» What you should do: Pull every line of the entries that has the word "this".

» Data for the task:
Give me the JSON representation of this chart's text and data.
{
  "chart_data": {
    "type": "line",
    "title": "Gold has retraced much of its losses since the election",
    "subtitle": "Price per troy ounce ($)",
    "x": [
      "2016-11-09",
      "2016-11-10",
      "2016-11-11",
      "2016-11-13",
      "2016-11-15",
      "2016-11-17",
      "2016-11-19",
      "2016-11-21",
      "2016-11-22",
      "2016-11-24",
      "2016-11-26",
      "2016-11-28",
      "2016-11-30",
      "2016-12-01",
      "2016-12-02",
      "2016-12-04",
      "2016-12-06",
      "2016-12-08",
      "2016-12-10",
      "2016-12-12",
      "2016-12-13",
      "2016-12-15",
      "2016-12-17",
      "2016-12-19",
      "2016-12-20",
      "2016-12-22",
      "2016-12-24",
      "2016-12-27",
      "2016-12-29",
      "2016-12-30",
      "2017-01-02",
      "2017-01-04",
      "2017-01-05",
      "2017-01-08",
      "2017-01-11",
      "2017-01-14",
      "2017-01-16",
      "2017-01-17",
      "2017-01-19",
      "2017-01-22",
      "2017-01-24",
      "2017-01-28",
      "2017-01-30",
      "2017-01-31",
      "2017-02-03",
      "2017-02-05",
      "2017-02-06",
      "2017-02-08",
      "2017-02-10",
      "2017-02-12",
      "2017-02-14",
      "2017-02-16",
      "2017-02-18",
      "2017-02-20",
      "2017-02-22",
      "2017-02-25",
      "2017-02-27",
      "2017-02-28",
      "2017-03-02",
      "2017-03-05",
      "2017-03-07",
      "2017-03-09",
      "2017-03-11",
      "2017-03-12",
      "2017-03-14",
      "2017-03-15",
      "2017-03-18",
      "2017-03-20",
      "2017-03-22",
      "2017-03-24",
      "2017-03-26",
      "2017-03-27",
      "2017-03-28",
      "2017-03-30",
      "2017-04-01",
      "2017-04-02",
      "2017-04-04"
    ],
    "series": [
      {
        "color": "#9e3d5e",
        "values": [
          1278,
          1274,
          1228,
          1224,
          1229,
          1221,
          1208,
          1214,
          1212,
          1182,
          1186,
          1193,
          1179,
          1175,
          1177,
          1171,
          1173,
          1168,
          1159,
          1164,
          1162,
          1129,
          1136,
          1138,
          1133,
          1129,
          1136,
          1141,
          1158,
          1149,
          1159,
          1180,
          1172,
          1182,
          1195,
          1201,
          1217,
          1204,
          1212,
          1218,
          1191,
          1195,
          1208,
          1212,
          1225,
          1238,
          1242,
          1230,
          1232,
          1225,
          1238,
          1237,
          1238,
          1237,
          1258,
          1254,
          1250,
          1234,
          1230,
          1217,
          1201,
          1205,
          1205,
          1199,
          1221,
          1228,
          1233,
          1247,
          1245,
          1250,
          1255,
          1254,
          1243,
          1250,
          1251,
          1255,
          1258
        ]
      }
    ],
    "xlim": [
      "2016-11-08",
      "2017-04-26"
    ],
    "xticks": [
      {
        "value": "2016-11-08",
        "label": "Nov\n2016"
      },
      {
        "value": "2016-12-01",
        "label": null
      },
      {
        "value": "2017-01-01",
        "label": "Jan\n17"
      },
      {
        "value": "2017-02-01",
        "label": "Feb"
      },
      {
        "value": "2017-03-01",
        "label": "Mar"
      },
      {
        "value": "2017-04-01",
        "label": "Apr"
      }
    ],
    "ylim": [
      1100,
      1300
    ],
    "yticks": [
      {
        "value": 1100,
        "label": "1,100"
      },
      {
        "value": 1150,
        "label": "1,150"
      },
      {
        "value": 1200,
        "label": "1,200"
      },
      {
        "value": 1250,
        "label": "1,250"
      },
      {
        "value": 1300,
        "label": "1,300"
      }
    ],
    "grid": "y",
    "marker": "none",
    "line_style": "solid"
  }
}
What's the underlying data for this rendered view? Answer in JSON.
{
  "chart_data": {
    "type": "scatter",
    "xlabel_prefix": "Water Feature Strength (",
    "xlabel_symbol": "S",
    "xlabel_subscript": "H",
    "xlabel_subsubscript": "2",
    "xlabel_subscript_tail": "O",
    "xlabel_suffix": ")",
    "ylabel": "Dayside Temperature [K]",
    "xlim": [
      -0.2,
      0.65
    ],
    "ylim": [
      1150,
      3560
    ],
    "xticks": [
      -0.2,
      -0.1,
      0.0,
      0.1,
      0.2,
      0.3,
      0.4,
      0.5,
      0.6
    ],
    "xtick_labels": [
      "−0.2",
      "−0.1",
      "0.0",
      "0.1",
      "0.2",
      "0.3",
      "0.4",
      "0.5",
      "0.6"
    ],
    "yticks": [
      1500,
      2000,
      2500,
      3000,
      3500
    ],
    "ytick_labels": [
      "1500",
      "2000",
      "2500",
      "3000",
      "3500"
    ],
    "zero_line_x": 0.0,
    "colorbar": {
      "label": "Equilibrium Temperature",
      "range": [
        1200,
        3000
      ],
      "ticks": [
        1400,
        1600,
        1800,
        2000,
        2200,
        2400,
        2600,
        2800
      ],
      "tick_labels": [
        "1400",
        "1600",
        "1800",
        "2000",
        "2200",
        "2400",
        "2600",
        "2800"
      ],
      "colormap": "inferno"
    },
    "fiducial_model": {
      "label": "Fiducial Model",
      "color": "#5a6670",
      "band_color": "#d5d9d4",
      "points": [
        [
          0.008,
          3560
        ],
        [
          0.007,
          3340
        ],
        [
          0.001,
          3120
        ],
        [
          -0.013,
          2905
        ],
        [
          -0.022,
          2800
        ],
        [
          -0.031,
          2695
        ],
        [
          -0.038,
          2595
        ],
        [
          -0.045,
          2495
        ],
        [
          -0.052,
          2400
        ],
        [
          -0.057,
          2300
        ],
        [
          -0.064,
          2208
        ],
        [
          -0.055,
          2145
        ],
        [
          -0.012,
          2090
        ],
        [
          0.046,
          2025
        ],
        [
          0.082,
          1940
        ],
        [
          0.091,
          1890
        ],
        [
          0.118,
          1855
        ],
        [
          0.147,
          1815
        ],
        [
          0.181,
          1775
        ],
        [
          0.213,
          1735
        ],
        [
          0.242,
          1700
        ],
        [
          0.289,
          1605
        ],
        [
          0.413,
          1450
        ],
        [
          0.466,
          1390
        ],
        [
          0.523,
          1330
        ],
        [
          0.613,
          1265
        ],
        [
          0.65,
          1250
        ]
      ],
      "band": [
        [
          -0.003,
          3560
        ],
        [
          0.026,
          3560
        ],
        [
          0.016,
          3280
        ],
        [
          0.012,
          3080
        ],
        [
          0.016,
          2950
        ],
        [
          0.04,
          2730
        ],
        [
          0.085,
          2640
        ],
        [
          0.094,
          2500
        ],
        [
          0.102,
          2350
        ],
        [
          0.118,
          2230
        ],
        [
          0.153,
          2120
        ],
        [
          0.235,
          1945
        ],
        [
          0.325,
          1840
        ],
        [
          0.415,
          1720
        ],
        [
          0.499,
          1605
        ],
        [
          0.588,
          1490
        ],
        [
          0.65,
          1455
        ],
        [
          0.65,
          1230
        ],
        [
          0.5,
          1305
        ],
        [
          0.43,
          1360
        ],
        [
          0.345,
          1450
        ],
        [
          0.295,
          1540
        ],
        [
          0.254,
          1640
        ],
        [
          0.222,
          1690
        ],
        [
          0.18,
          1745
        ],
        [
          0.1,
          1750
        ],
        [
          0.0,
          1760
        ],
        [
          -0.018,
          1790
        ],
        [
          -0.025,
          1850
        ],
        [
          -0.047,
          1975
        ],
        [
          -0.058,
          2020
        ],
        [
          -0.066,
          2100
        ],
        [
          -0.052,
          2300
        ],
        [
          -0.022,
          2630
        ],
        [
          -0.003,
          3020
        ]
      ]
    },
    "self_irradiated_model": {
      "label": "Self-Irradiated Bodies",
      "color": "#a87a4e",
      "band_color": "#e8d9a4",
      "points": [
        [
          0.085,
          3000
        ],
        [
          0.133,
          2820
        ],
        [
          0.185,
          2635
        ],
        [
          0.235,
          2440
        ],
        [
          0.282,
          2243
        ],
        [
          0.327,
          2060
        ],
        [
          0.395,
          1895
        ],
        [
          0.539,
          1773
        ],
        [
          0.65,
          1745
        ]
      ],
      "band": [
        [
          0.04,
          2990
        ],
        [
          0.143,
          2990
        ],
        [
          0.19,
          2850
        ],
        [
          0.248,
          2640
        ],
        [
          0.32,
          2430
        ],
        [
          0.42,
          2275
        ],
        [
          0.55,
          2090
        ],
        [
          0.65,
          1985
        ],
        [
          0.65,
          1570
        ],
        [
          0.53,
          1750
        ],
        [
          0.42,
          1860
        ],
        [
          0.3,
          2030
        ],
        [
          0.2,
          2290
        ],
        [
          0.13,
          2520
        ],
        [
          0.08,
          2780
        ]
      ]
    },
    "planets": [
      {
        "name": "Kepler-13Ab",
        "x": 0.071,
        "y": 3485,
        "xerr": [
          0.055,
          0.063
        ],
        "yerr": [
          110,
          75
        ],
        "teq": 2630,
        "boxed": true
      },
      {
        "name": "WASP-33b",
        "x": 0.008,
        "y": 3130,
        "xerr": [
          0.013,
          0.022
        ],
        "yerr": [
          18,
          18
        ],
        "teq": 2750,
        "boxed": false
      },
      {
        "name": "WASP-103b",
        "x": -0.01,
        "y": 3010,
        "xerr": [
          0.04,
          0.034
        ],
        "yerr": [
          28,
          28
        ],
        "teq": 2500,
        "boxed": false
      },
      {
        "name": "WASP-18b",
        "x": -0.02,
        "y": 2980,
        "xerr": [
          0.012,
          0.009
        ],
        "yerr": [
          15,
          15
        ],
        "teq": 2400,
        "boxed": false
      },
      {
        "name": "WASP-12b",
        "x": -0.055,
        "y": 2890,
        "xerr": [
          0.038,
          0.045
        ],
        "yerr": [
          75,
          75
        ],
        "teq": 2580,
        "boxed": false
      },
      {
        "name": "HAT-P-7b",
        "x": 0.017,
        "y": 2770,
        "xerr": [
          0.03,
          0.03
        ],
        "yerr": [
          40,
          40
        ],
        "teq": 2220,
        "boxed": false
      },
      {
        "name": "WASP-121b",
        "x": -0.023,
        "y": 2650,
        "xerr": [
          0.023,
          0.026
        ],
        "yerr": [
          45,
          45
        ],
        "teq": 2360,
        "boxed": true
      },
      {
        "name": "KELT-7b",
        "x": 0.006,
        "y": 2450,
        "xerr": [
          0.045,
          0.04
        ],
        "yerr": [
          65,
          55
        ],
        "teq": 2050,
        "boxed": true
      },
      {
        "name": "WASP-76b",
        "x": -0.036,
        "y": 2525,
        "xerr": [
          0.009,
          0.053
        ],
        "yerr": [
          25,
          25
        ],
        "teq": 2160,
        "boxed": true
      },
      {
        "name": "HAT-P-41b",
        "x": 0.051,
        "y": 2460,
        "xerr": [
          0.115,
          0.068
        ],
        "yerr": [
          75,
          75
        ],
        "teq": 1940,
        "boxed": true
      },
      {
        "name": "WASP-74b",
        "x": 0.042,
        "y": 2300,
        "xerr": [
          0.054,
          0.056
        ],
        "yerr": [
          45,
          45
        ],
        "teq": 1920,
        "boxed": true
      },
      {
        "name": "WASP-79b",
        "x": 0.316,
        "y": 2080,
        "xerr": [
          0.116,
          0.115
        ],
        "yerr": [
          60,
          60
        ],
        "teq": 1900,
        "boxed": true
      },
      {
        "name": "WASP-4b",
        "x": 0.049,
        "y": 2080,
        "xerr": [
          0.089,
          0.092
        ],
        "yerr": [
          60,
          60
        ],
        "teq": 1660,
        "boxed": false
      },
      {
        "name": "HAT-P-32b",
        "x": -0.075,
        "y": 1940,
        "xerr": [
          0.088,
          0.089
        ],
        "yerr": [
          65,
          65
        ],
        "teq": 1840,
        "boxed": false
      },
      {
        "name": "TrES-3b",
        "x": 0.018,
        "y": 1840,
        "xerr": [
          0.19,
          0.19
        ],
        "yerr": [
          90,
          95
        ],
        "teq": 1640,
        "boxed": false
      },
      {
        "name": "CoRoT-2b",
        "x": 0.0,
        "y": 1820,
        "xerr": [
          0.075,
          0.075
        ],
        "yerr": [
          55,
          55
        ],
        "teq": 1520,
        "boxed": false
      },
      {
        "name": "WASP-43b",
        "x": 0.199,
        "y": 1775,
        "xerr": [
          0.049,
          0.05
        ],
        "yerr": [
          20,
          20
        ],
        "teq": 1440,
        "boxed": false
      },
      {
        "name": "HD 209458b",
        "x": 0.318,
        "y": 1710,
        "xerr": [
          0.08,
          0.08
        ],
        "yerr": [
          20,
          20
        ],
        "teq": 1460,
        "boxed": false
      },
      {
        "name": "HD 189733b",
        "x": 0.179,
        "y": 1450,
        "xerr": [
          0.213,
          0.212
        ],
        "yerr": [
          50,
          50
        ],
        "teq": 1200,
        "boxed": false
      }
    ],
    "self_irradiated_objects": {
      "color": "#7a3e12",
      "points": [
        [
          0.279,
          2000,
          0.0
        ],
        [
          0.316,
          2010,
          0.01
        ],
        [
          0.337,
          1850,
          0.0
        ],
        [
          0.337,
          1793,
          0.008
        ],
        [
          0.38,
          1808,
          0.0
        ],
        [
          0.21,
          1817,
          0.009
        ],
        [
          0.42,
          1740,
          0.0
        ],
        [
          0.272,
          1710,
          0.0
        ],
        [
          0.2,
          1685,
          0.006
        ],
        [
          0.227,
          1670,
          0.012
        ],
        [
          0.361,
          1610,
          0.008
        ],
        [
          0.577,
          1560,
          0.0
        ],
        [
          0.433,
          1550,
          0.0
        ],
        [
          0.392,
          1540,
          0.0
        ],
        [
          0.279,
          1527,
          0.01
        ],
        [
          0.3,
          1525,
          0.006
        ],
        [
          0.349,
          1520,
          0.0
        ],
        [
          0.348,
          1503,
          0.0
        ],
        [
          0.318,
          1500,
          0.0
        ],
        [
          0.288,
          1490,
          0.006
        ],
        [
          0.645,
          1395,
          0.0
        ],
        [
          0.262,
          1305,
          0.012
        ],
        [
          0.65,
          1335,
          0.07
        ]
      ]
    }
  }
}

» Complete answer:
Give me the JSON representation of this chart's text and data.
What's the underlying data for this rendered view? Answer in JSON.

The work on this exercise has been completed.